The input –
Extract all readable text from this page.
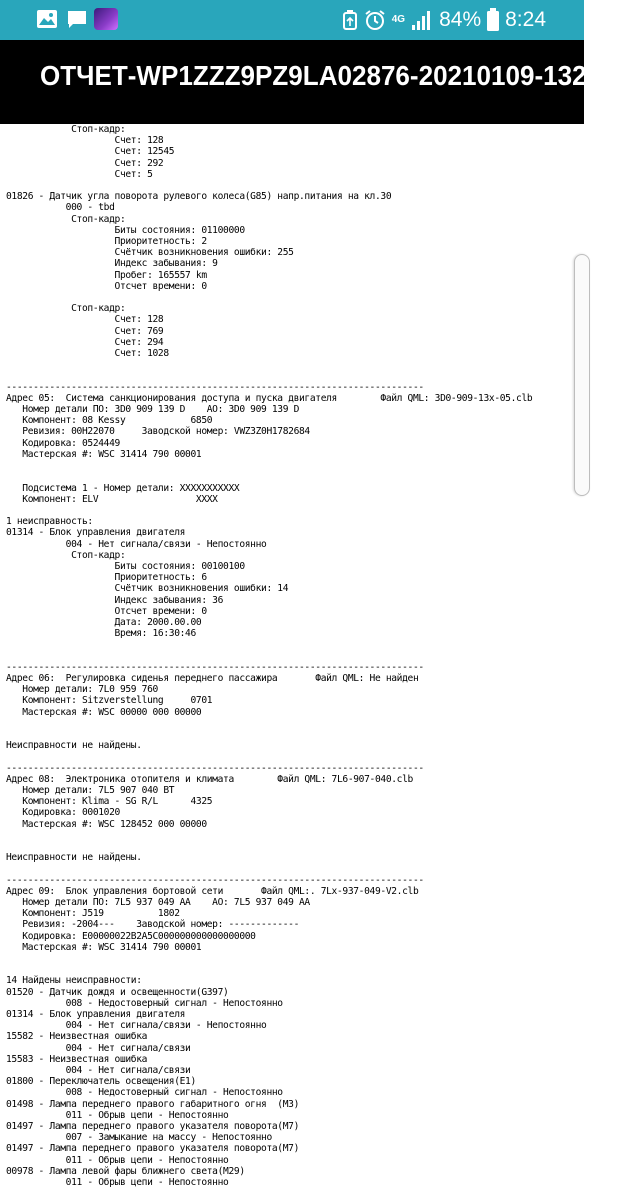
4G 84% 8:24
ОТЧЕТ-WP1ZZZ9PZ9LA02876-20210109-1326...
Стоп-кадр:
Счет: 128
Счет: 12545
Счет: 292
Счет: 5

01826 - Датчик угла поворота рулевого колеса(G85) напр.питания на кл.30
000 - tbd
Стоп-кадр:
Биты состояния: 01100000
Приоритетность: 2
Счётчик возникновения ошибки: 255
Индекс забывания: 9
Пробег: 165557 km
Отсчет времени: 0

Стоп-кадр:
Счет: 128
Счет: 769
Счет: 294
Счет: 1028

-----------------------------------------------------------------------------
Адрес 05:  Система санкционирования доступа и пуска двигателя        Файл QML: 3D0-909-13x-05.clb
Номер детали ПО: 3D0 909 139 D    АО: 3D0 909 139 D
Компонент: 08 Kessy            6850
Ревизия: 00H22070     Заводской номер: VWZ3Z0H1782684
Кодировка: 0524449
Мастерская #: WSC 31414 790 00001

Подсистема 1 - Номер детали: XXXXXXXXXXX
Компонент: ELV                  XXXX

1 неисправность:
01314 - Блок управления двигателя
004 - Нет сигнала/связи - Непостоянно
Стоп-кадр:
Биты состояния: 00100100
Приоритетность: 6
Счётчик возникновения ошибки: 14
Индекс забывания: 36
Отсчет времени: 0
Дата: 2000.00.00
Время: 16:30:46

-----------------------------------------------------------------------------
Адрес 06:  Регулировка сиденья переднего пассажира       Файл QML: Не найден
Номер детали: 7L0 959 760
Компонент: Sitzverstellung     0701
Мастерская #: WSC 00000 000 00000

Неисправности не найдены.

-----------------------------------------------------------------------------
Адрес 08:  Электроника отопителя и климата        Файл QML: 7L6-907-040.clb
Номер детали: 7L5 907 040 BT
Компонент: Klima - SG R/L      4325
Кодировка: 0001020
Мастерская #: WSC 128452 000 00000

Неисправности не найдены.

-----------------------------------------------------------------------------
Адрес 09:  Блок управления бортовой сети       Файл QML:. 7Lx-937-049-V2.clb
Номер детали ПО: 7L5 937 049 AA    АО: 7L5 937 049 AA
Компонент: J519          1802
Ревизия: -2004---    Заводской номер: -------------
Кодировка: E00000022B2A5C000000000000000000
Мастерская #: WSC 31414 790 00001

14 Найдены неисправности:
01520 - Датчик дождя и освещенности(G397)
008 - Недостоверный сигнал - Непостоянно
01314 - Блок управления двигателя
004 - Нет сигнала/связи - Непостоянно
15582 - Неизвестная ошибка
004 - Нет сигнала/связи
15583 - Неизвестная ошибка
004 - Нет сигнала/связи
01800 - Переключатель освещения(E1)
008 - Недостоверный сигнал - Непостоянно
01498 - Лампа переднего правого габаритного огня  (M3)
011 - Обрыв цепи - Непостоянно
01497 - Лампа переднего правого указателя поворота(M7)
007 - Замыкание на массу - Непостоянно
01497 - Лампа переднего правого указателя поворота(M7)
011 - Обрыв цепи - Непостоянно
00978 - Лампа левой фары ближнего света(M29)
011 - Обрыв цепи - Непостоянно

What you will do – Search the data above for lines holding "Файл" and copy each of them.

Exercise output –
Адрес 05:  Система санкционирования доступа и пуска двигателя        Файл QML: 3D0-909-13x-05.clb
Адрес 06:  Регулировка сиденья переднего пассажира       Файл QML: Не найден
Адрес 08:  Электроника отопителя и климата        Файл QML: 7L6-907-040.clb
Адрес 09:  Блок управления бортовой сети       Файл QML:. 7Lx-937-049-V2.clb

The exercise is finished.